* START TASK INPUT *
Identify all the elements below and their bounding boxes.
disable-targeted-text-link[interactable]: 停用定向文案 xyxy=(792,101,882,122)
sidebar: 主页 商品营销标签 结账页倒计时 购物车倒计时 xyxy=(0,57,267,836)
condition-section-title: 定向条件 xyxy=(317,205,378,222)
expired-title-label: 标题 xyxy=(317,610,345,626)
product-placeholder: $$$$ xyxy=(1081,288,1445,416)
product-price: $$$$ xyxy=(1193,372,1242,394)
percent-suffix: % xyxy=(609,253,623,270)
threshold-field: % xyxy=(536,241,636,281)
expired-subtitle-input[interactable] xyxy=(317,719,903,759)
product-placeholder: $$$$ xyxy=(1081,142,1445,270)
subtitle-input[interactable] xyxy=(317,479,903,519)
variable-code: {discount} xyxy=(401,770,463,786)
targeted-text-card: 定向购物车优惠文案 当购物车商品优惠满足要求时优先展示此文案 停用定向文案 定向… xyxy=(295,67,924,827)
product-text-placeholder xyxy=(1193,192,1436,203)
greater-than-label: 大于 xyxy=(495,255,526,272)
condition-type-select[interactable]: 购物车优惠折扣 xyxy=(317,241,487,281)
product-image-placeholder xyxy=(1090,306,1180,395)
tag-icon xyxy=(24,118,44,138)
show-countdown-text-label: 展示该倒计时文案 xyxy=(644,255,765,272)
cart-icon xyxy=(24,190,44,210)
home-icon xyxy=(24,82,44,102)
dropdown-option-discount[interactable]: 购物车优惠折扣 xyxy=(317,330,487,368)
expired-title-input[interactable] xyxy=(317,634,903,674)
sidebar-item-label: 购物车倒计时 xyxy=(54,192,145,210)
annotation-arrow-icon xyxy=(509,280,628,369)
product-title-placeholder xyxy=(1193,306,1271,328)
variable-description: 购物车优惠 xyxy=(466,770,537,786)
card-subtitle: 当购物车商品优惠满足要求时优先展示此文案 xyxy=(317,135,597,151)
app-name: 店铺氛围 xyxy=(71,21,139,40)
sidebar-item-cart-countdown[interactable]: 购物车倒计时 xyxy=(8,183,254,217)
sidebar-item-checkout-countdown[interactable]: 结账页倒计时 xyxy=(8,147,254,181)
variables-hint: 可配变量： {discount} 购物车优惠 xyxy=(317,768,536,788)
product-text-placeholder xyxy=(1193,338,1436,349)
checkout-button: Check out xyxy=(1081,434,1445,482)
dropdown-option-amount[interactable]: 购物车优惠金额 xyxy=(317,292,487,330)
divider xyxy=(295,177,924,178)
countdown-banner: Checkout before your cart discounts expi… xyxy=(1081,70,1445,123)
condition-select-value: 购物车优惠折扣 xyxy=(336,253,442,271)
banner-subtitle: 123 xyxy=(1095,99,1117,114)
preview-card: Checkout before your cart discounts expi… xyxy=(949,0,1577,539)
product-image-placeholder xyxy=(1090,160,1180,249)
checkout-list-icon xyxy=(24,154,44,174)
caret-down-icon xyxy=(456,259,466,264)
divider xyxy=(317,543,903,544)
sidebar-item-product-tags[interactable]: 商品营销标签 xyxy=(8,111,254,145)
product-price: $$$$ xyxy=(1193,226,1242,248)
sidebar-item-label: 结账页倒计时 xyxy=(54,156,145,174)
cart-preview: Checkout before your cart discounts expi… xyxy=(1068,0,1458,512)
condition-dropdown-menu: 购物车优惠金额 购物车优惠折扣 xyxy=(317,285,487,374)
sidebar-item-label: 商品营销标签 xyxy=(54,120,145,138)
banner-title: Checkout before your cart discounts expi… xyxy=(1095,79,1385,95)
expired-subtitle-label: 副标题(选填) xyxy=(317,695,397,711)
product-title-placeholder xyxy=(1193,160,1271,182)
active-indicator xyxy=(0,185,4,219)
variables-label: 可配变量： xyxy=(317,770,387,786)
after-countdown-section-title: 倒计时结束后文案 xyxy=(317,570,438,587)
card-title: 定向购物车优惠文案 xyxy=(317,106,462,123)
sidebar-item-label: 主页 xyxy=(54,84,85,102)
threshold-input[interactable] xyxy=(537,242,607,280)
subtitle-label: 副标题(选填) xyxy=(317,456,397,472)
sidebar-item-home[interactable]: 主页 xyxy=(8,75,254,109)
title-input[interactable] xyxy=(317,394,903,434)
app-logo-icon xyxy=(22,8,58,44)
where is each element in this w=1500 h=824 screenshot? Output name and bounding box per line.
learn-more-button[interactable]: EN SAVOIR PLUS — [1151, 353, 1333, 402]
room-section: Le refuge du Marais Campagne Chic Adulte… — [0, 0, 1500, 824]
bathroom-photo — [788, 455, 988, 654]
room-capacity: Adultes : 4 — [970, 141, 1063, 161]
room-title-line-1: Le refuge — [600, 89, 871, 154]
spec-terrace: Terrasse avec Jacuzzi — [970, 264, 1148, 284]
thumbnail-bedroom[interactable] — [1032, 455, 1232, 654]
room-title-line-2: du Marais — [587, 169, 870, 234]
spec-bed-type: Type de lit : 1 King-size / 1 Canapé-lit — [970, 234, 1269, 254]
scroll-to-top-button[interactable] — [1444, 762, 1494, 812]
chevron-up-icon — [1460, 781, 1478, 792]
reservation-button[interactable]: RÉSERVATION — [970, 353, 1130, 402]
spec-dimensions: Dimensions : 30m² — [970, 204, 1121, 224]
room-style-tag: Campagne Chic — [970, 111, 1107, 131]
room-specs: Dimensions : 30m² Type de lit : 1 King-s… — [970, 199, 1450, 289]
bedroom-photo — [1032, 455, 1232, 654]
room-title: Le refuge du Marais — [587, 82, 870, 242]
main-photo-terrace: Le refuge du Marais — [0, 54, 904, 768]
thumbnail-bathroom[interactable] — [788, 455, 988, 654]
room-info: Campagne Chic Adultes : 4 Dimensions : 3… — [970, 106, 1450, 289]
* END TASK INPUT *
Rewrite the records above, changing every "interactable" to "clickable" and leaving everything else unchanged.

Identify all the elements below and their bounding boxes.
disable-targeted-text-link[clickable]: 停用定向文案 xyxy=(792,101,882,122)
sidebar: 主页 商品营销标签 结账页倒计时 购物车倒计时 xyxy=(0,57,267,836)
condition-section-title: 定向条件 xyxy=(317,205,378,222)
expired-title-label: 标题 xyxy=(317,610,345,626)
product-placeholder: $$$$ xyxy=(1081,288,1445,416)
product-price: $$$$ xyxy=(1193,372,1242,394)
percent-suffix: % xyxy=(609,253,623,270)
threshold-field: % xyxy=(536,241,636,281)
expired-subtitle-input[clickable] xyxy=(317,719,903,759)
product-placeholder: $$$$ xyxy=(1081,142,1445,270)
subtitle-input[clickable] xyxy=(317,479,903,519)
variable-code: {discount} xyxy=(401,770,463,786)
targeted-text-card: 定向购物车优惠文案 当购物车商品优惠满足要求时优先展示此文案 停用定向文案 定向… xyxy=(295,67,924,827)
product-text-placeholder xyxy=(1193,192,1436,203)
greater-than-label: 大于 xyxy=(495,255,526,272)
condition-type-select[clickable]: 购物车优惠折扣 xyxy=(317,241,487,281)
product-image-placeholder xyxy=(1090,306,1180,395)
tag-icon xyxy=(24,118,44,138)
show-countdown-text-label: 展示该倒计时文案 xyxy=(644,255,765,272)
cart-icon xyxy=(24,190,44,210)
home-icon xyxy=(24,82,44,102)
dropdown-option-discount[clickable]: 购物车优惠折扣 xyxy=(317,330,487,368)
expired-title-input[clickable] xyxy=(317,634,903,674)
sidebar-item-label: 购物车倒计时 xyxy=(54,192,145,210)
annotation-arrow-icon xyxy=(509,280,628,369)
product-title-placeholder xyxy=(1193,306,1271,328)
variable-description: 购物车优惠 xyxy=(466,770,537,786)
card-subtitle: 当购物车商品优惠满足要求时优先展示此文案 xyxy=(317,135,597,151)
app-name: 店铺氛围 xyxy=(71,21,139,40)
sidebar-item-cart-countdown[clickable]: 购物车倒计时 xyxy=(8,183,254,217)
sidebar-item-checkout-countdown[clickable]: 结账页倒计时 xyxy=(8,147,254,181)
variables-hint: 可配变量： {discount} 购物车优惠 xyxy=(317,768,536,788)
product-text-placeholder xyxy=(1193,338,1436,349)
checkout-button: Check out xyxy=(1081,434,1445,482)
dropdown-option-amount[clickable]: 购物车优惠金额 xyxy=(317,292,487,330)
divider xyxy=(295,177,924,178)
countdown-banner: Checkout before your cart discounts expi… xyxy=(1081,70,1445,123)
condition-select-value: 购物车优惠折扣 xyxy=(336,253,442,271)
banner-subtitle: 123 xyxy=(1095,99,1117,114)
preview-card: Checkout before your cart discounts expi… xyxy=(949,0,1577,539)
product-image-placeholder xyxy=(1090,160,1180,249)
checkout-list-icon xyxy=(24,154,44,174)
caret-down-icon xyxy=(456,259,466,264)
divider xyxy=(317,543,903,544)
sidebar-item-product-tags[clickable]: 商品营销标签 xyxy=(8,111,254,145)
product-price: $$$$ xyxy=(1193,226,1242,248)
sidebar-item-label: 结账页倒计时 xyxy=(54,156,145,174)
cart-preview: Checkout before your cart discounts expi… xyxy=(1068,0,1458,512)
condition-dropdown-menu: 购物车优惠金额 购物车优惠折扣 xyxy=(317,285,487,374)
sidebar-item-label: 商品营销标签 xyxy=(54,120,145,138)
banner-title: Checkout before your cart discounts expi… xyxy=(1095,79,1385,95)
expired-subtitle-label: 副标题(选填) xyxy=(317,695,397,711)
product-title-placeholder xyxy=(1193,160,1271,182)
active-indicator xyxy=(0,185,4,219)
variables-label: 可配变量： xyxy=(317,770,387,786)
after-countdown-section-title: 倒计时结束后文案 xyxy=(317,570,438,587)
card-title: 定向购物车优惠文案 xyxy=(317,106,462,123)
sidebar-item-label: 主页 xyxy=(54,84,85,102)
threshold-input[clickable] xyxy=(537,242,607,280)
subtitle-label: 副标题(选填) xyxy=(317,456,397,472)
sidebar-item-home[clickable]: 主页 xyxy=(8,75,254,109)
title-input[clickable] xyxy=(317,394,903,434)
app-logo-icon xyxy=(22,8,58,44)
where is each element in this w=1500 h=824 screenshot? Output name and bounding box per line.
learn-more-button[clickable]: EN SAVOIR PLUS — [1151, 353, 1333, 402]
room-section: Le refuge du Marais Campagne Chic Adulte… — [0, 0, 1500, 824]
bathroom-photo — [788, 455, 988, 654]
room-capacity: Adultes : 4 — [970, 141, 1063, 161]
room-title-line-1: Le refuge — [600, 89, 871, 154]
spec-terrace: Terrasse avec Jacuzzi — [970, 264, 1148, 284]
thumbnail-bedroom[clickable] — [1032, 455, 1232, 654]
room-title-line-2: du Marais — [587, 169, 870, 234]
spec-bed-type: Type de lit : 1 King-size / 1 Canapé-lit — [970, 234, 1269, 254]
scroll-to-top-button[clickable] — [1444, 762, 1494, 812]
chevron-up-icon — [1460, 781, 1478, 792]
reservation-button[clickable]: RÉSERVATION — [970, 353, 1130, 402]
spec-dimensions: Dimensions : 30m² — [970, 204, 1121, 224]
room-style-tag: Campagne Chic — [970, 111, 1107, 131]
room-specs: Dimensions : 30m² Type de lit : 1 King-s… — [970, 199, 1450, 289]
bedroom-photo — [1032, 455, 1232, 654]
room-title: Le refuge du Marais — [587, 82, 870, 242]
main-photo-terrace: Le refuge du Marais — [0, 54, 904, 768]
thumbnail-bathroom[clickable] — [788, 455, 988, 654]
room-info: Campagne Chic Adultes : 4 Dimensions : 3… — [970, 106, 1450, 289]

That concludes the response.